_Stated exercise:_ Across the entries below, how many lines contain the word "that"? Give the number alone.
-------- Source data --------
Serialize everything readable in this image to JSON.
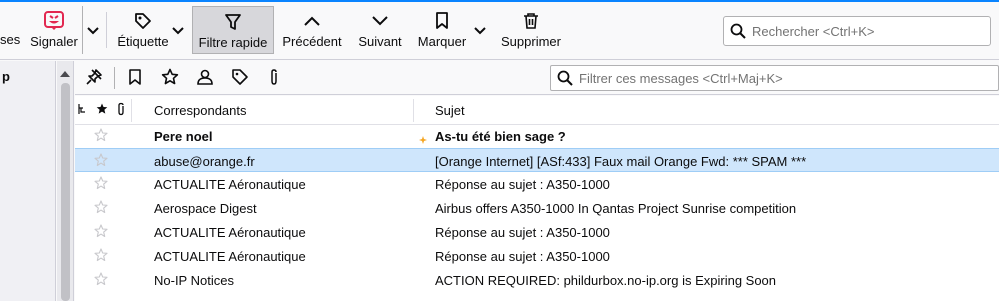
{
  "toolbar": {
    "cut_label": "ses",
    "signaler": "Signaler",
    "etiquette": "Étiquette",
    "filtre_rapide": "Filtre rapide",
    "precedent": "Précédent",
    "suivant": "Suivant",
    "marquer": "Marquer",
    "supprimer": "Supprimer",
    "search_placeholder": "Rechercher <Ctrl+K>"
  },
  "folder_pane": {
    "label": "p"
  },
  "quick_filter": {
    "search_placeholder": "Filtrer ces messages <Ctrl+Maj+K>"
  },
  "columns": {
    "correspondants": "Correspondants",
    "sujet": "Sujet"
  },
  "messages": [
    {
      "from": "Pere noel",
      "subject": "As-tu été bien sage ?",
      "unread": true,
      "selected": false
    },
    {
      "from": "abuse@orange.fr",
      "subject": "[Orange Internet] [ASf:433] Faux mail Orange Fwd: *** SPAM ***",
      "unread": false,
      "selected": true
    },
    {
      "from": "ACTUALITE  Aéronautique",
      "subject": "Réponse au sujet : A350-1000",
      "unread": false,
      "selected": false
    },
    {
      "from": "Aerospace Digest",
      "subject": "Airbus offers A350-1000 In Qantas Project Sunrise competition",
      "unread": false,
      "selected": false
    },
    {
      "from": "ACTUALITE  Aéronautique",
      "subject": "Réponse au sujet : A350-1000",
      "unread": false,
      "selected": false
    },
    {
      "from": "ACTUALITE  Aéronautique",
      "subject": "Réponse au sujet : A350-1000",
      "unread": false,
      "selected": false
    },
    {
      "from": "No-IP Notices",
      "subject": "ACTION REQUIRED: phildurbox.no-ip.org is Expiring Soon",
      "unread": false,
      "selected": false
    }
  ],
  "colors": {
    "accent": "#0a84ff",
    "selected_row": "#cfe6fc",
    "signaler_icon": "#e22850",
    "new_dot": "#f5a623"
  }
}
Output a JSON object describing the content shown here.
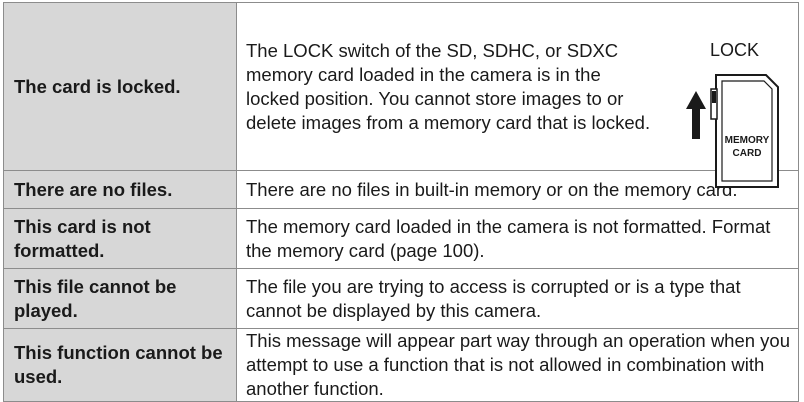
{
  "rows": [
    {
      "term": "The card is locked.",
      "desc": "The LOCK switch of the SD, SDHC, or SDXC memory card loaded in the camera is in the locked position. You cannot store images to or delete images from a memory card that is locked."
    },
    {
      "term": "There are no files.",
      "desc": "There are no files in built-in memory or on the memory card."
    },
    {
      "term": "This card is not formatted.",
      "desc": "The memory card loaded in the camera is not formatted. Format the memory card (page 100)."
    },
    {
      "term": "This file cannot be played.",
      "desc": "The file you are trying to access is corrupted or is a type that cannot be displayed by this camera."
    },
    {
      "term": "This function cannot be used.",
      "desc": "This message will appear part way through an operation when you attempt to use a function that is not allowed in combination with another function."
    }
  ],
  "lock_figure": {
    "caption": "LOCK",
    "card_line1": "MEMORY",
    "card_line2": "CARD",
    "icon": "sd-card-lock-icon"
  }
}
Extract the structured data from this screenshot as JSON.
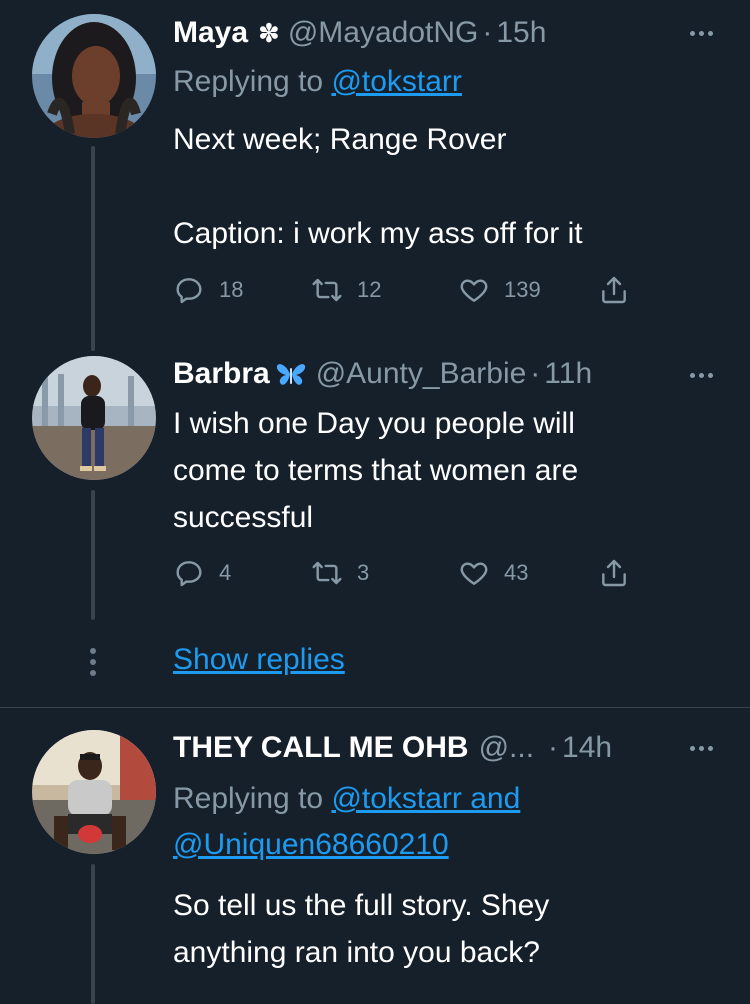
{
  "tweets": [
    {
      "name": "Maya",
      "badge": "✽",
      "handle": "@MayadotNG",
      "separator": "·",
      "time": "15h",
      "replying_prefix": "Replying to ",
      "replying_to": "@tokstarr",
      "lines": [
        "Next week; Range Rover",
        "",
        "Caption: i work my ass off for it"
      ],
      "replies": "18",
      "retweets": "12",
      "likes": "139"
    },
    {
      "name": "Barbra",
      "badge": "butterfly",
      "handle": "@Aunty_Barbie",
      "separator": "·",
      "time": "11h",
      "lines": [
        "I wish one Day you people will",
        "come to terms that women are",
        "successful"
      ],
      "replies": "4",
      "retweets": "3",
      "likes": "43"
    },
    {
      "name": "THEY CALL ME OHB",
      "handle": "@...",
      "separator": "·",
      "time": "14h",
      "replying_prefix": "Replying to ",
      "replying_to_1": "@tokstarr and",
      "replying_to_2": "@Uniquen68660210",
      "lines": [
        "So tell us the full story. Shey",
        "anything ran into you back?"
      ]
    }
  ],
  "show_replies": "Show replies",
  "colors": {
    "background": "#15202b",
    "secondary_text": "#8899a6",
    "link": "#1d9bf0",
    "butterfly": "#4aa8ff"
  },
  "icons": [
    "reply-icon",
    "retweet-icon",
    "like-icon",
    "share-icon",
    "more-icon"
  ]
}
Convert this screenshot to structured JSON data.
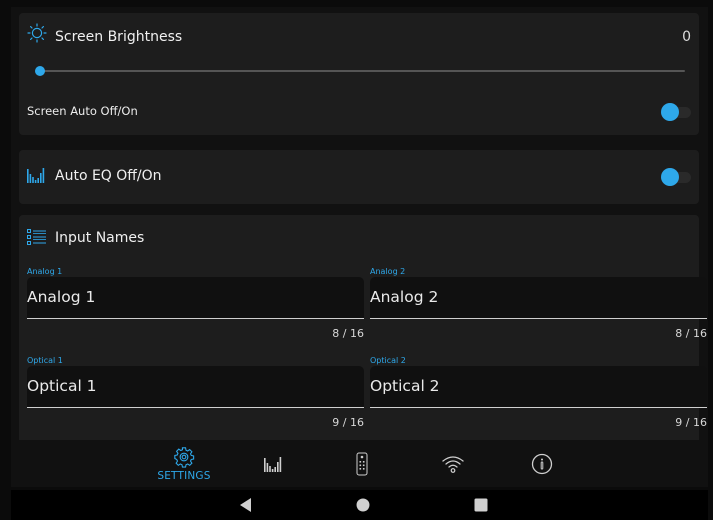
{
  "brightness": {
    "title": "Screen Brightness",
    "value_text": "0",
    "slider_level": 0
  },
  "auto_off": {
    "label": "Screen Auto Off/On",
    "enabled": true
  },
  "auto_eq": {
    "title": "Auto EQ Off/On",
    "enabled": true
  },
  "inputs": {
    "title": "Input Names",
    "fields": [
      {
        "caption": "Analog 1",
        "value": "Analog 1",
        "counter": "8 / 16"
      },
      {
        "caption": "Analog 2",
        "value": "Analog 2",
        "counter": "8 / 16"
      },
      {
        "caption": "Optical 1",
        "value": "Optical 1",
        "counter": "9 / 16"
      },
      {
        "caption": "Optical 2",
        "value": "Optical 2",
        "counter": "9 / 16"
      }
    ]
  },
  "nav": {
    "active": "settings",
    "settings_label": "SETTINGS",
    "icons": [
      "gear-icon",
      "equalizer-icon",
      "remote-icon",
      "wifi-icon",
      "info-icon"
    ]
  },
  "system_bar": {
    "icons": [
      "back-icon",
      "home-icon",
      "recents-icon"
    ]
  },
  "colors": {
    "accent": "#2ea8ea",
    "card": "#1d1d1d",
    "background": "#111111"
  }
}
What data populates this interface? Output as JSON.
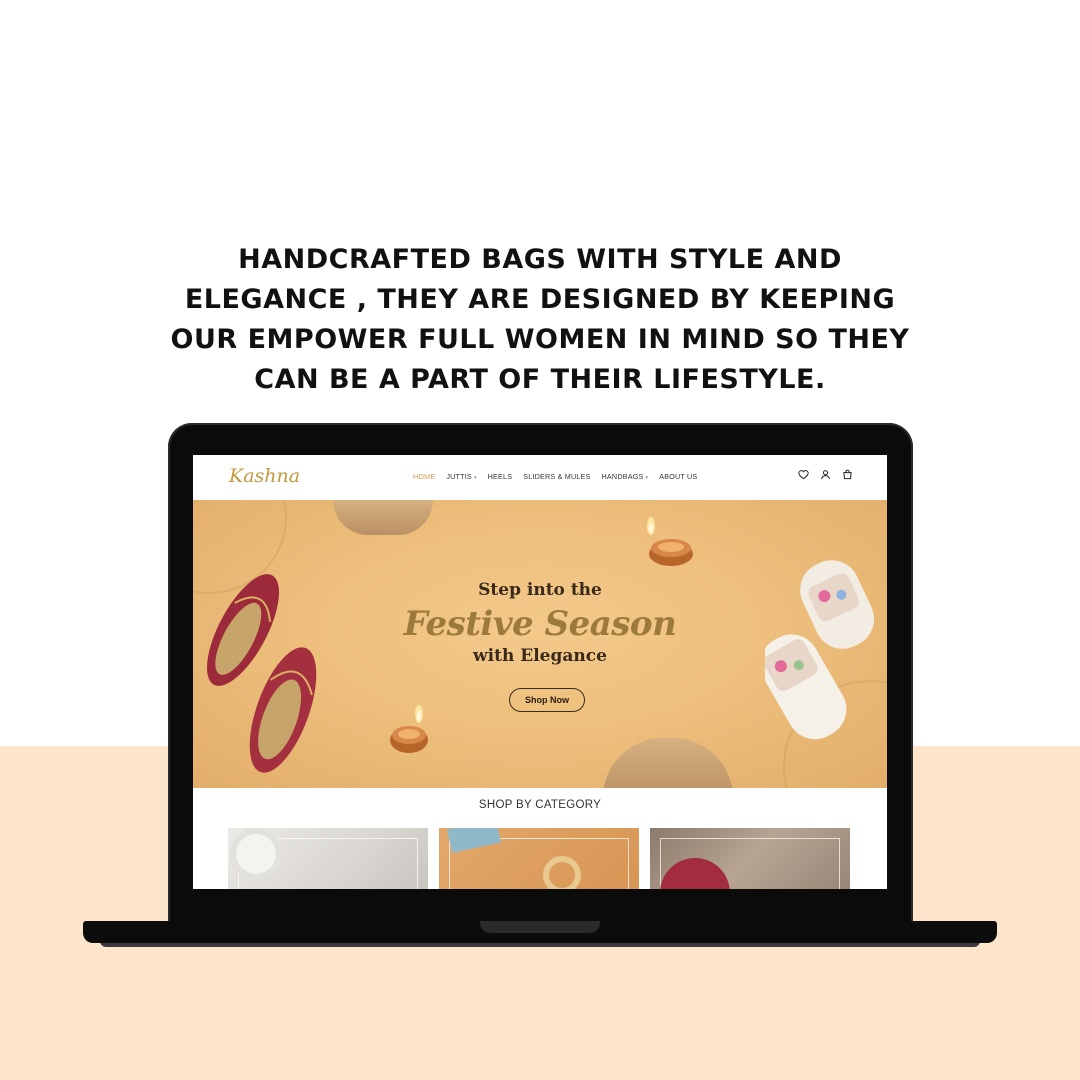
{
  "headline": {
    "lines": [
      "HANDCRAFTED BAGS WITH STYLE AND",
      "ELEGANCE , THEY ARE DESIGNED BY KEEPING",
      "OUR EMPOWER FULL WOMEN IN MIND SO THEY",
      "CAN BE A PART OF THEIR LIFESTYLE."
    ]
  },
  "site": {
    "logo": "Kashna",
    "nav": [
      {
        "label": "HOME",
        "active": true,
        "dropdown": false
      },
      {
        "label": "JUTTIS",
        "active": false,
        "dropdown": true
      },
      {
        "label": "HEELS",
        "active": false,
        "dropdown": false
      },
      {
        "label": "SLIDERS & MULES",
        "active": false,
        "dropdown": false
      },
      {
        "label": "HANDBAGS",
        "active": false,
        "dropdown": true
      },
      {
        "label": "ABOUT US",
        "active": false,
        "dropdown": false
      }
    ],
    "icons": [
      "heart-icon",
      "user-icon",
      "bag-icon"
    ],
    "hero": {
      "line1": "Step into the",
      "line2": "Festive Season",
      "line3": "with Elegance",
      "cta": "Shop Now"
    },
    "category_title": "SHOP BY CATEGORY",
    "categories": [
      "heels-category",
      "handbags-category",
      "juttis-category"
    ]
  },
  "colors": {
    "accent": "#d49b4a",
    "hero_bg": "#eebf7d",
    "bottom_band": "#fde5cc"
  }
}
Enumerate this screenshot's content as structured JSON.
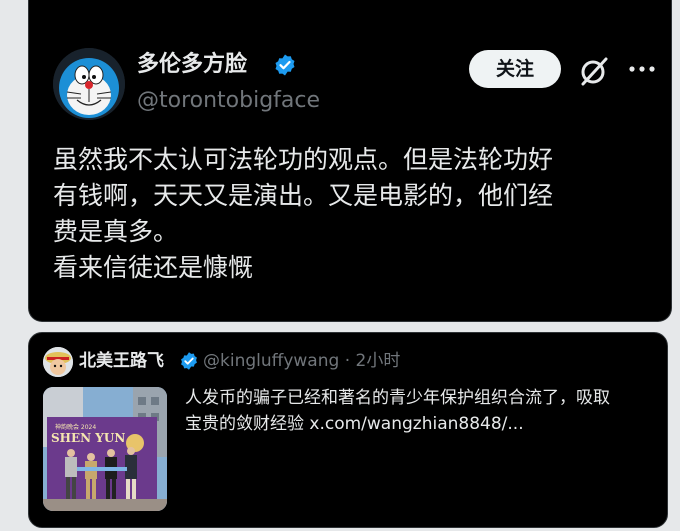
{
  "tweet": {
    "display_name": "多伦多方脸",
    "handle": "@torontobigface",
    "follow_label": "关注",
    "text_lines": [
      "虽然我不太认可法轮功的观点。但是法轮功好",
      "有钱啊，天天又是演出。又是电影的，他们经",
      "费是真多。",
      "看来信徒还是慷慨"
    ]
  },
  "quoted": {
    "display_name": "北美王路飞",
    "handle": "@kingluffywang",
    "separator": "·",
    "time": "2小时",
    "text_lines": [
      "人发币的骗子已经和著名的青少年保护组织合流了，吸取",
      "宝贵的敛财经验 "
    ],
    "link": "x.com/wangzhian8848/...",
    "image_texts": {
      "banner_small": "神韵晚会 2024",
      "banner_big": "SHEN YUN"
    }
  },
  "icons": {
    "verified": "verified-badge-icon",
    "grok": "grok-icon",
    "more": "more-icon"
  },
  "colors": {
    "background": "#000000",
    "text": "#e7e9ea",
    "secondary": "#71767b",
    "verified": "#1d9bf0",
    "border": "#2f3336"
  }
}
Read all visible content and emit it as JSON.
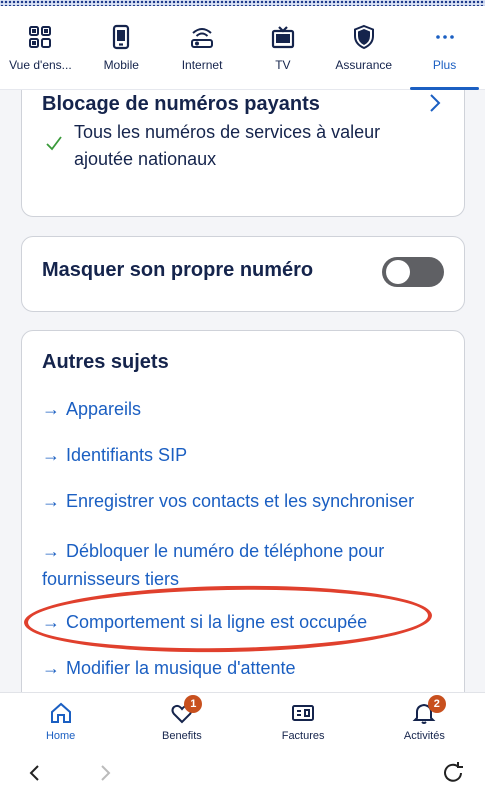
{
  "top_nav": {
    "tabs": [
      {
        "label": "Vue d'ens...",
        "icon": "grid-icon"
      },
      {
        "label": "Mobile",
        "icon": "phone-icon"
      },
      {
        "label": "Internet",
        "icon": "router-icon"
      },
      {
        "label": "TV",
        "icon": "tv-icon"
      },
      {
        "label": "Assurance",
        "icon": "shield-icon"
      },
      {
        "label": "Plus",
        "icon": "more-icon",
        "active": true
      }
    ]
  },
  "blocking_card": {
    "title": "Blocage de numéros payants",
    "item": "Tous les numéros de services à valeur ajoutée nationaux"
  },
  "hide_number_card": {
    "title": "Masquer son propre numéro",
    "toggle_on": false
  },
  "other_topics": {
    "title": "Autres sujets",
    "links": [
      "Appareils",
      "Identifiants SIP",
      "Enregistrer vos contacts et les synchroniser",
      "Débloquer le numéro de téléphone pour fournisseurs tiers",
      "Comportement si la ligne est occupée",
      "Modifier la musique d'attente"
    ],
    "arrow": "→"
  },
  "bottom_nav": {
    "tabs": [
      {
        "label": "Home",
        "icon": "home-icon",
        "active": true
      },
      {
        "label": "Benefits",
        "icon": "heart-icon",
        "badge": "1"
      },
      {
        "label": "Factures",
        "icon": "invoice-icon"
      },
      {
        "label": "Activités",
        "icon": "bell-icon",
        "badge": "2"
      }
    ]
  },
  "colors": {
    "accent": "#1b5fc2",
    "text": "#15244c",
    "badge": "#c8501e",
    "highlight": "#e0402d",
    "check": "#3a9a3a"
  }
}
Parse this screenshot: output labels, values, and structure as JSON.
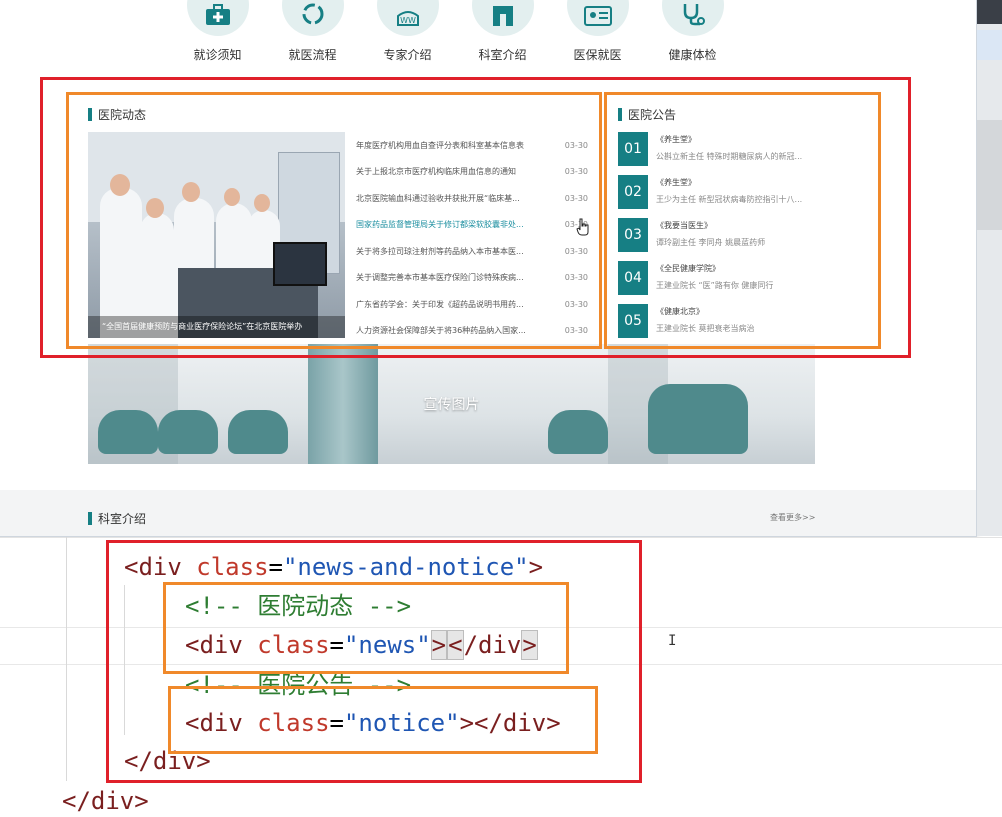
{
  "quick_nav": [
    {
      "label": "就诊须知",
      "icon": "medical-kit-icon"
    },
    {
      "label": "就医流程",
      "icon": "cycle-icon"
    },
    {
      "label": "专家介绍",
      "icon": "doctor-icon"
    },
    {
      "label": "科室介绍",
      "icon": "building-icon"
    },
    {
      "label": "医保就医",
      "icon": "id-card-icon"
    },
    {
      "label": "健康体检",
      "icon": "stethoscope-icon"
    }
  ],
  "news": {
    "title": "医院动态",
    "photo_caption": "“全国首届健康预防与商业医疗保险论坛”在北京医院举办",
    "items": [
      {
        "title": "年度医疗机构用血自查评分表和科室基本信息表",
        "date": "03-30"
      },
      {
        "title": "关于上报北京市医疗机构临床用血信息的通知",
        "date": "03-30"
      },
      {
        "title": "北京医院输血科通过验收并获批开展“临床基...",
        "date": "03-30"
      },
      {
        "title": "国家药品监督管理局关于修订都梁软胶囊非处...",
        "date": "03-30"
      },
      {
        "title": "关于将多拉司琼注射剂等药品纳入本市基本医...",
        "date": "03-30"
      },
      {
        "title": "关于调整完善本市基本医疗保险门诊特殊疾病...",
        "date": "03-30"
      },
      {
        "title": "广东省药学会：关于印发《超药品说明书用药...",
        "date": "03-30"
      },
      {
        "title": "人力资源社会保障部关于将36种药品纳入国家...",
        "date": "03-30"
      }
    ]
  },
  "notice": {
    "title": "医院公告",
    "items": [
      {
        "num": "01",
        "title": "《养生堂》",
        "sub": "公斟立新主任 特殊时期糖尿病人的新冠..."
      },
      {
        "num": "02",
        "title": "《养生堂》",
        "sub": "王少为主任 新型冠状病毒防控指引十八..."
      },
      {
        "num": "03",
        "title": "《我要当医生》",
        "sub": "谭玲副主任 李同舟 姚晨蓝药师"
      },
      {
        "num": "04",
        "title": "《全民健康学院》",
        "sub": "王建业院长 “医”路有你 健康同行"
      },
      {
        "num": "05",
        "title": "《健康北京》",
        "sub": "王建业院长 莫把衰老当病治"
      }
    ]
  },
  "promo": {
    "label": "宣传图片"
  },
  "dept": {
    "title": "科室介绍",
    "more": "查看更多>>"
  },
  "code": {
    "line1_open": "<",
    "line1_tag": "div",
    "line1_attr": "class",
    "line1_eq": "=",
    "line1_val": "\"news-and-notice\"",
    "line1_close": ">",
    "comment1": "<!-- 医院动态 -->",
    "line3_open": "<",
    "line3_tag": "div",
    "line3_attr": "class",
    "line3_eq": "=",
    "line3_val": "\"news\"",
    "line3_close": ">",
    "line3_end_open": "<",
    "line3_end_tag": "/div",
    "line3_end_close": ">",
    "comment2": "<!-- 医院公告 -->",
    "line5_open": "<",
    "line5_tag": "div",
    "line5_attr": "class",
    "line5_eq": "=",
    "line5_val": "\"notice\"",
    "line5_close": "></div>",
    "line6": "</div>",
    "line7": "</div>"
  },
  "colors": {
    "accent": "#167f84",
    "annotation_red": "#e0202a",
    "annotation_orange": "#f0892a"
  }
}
--------
_Exercise result:_ 4